═════ Data extract ═════

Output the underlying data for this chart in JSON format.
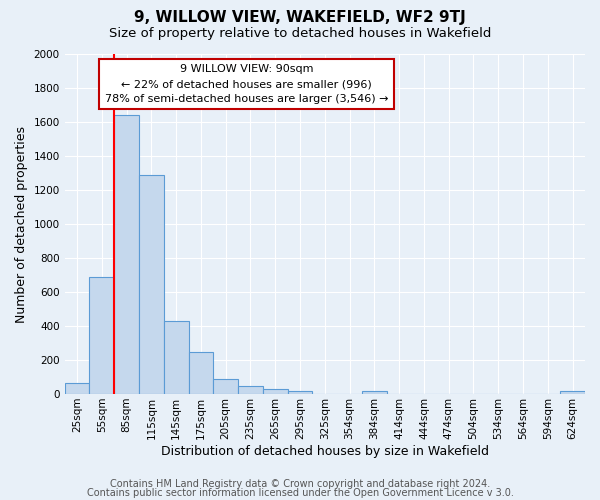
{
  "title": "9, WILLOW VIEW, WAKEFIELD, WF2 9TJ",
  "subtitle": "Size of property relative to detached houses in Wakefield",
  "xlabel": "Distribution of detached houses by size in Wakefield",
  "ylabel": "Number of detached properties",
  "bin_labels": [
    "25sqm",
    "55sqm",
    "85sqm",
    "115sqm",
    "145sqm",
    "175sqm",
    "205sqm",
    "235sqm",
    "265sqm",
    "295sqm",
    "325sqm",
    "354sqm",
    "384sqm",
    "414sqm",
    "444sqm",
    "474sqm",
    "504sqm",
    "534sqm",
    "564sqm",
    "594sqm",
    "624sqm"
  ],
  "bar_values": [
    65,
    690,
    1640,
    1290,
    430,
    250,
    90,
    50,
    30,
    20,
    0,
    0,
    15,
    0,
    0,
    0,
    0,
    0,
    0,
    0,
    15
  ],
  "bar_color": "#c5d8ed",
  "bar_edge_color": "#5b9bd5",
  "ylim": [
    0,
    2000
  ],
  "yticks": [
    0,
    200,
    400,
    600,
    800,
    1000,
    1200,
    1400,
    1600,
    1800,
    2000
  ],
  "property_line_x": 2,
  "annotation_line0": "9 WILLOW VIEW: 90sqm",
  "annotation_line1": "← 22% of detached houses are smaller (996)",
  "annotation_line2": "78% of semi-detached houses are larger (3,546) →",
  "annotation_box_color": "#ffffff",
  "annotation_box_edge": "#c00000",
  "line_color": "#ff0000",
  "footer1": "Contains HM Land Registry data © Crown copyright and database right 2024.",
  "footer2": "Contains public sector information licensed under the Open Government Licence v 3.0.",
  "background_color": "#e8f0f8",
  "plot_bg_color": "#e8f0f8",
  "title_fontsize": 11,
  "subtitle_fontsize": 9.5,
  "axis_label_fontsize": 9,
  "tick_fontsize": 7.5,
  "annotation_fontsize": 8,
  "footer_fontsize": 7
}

═════

From the material given, work out how many lines hold the string "VIEW"; state that number and nothing further.

2